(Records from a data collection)
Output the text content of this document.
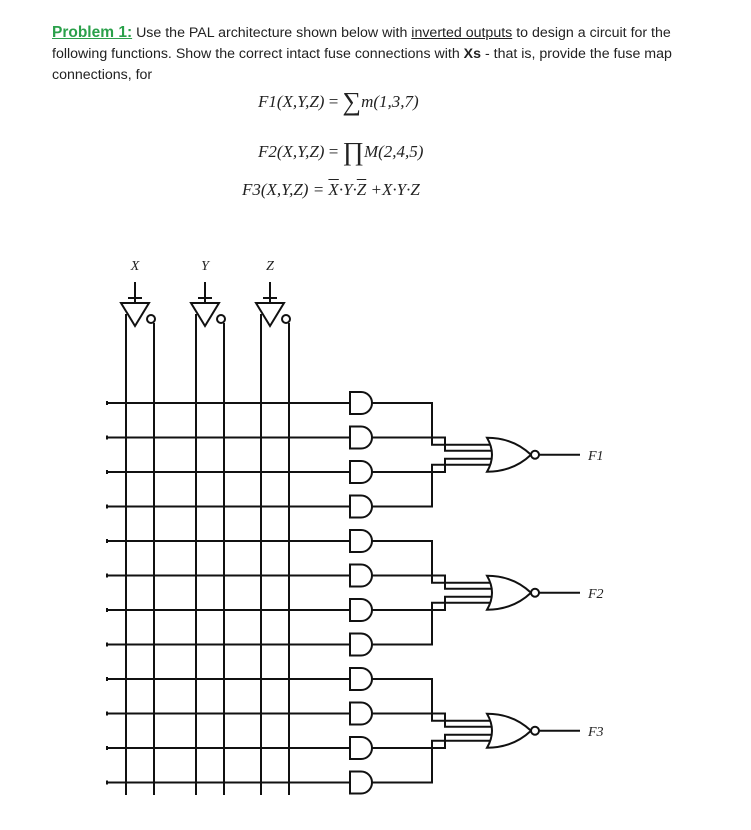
Problem 1: Use the PAL architecture shown below with inverted outputs to design a circuit for the following functions. Show the correct intact fuse connections with Xs - that is, provide the fuse map connections, for
F1(X,Y,Z) = ∑m(1,3,7)
F2(X,Y,Z) = ∏M(2,4,5)
$F3(X,Y,Z) = \overline{X}\cdot Y\cdot\overline{Z} +X\cdot Y\cdot Z$
X	Y	Z
F1
F2
F3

* Challenge: Make an exact copy of the records above, with the pictures left out.

* Task response:
Output the text content of this document.
Problem 1: Use the PAL architecture shown below with inverted outputs to design a circuit for the following functions. Show the correct intact fuse connections with Xs - that is, provide the fuse map connections, for
F1(X,Y,Z) = ∑m(1,3,7)
F2(X,Y,Z) = ∏M(2,4,5)
$F3(X,Y,Z) = \overline{X}\cdot Y\cdot\overline{Z} +X\cdot Y\cdot Z$
X	Y	Z
F1
F2
F3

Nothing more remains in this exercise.